— WHAT THE TASK REQUIRES —
Images are excluded; otherwise, output every record exactly.

— EXTRACTED INFORMATION —
·····

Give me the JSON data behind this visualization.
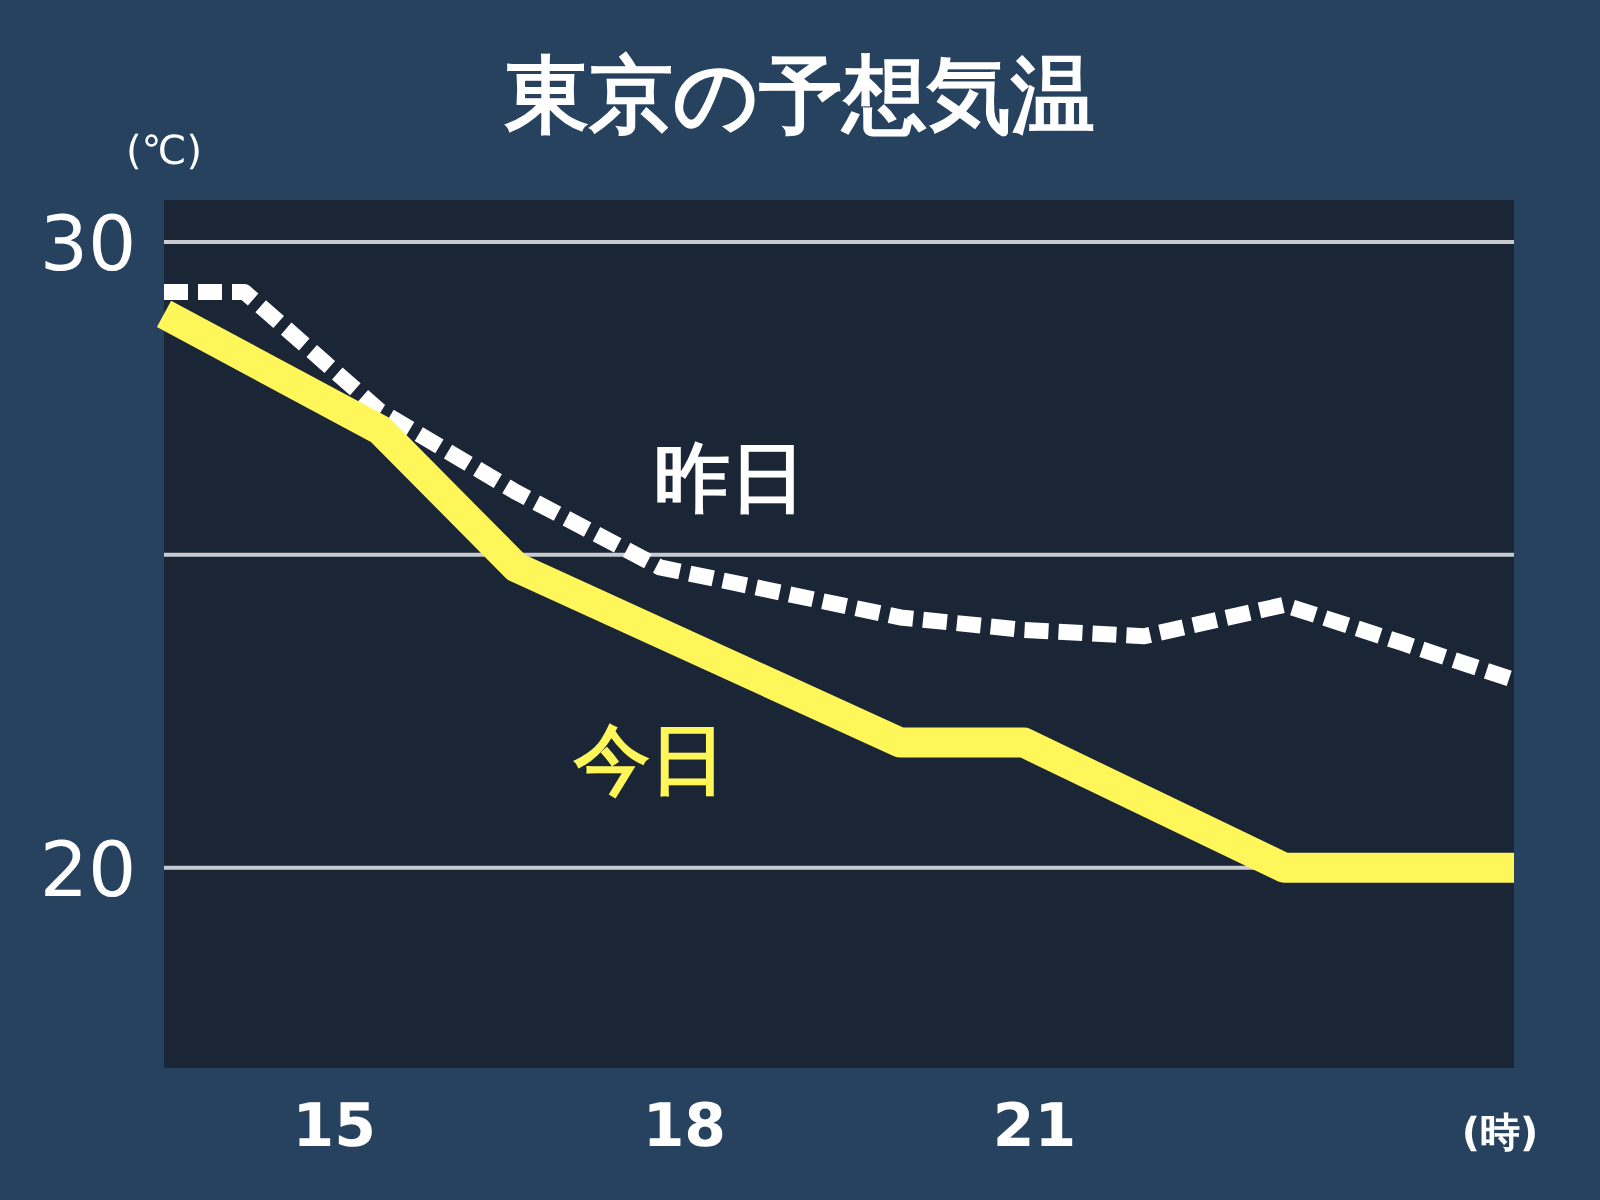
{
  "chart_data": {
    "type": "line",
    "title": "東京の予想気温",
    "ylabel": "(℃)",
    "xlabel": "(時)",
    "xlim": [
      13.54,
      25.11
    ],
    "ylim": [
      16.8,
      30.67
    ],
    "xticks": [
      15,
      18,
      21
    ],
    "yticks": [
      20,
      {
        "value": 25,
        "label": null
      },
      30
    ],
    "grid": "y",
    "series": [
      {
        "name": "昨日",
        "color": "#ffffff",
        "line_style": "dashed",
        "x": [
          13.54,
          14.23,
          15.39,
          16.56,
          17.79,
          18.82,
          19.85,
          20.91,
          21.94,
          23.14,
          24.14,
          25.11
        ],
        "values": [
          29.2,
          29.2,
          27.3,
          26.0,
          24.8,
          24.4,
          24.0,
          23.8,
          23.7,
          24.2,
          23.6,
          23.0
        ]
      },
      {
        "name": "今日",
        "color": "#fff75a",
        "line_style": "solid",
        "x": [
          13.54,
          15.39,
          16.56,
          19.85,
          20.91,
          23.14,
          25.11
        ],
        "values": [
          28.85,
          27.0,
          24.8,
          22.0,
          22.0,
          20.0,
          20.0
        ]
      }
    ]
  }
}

·····

— RESULT OF THIS EXERCISE —
Give me the JSON data behind this visualization.
{
  "chart_data": {
    "type": "line",
    "title": "東京の予想気温",
    "ylabel": "(℃)",
    "xlabel": "(時)",
    "xlim": [
      13.54,
      25.11
    ],
    "ylim": [
      16.8,
      30.67
    ],
    "xticks": [
      15,
      18,
      21
    ],
    "yticks": [
      20,
      {
        "value": 25,
        "label": null
      },
      30
    ],
    "grid": "y",
    "series": [
      {
        "name": "昨日",
        "color": "#ffffff",
        "line_style": "dashed",
        "x": [
          13.54,
          14.23,
          15.39,
          16.56,
          17.79,
          18.82,
          19.85,
          20.91,
          21.94,
          23.14,
          24.14,
          25.11
        ],
        "values": [
          29.2,
          29.2,
          27.3,
          26.0,
          24.8,
          24.4,
          24.0,
          23.8,
          23.7,
          24.2,
          23.6,
          23.0
        ]
      },
      {
        "name": "今日",
        "color": "#fff75a",
        "line_style": "solid",
        "x": [
          13.54,
          15.39,
          16.56,
          19.85,
          20.91,
          23.14,
          25.11
        ],
        "values": [
          28.85,
          27.0,
          24.8,
          22.0,
          22.0,
          20.0,
          20.0
        ]
      }
    ]
  }
}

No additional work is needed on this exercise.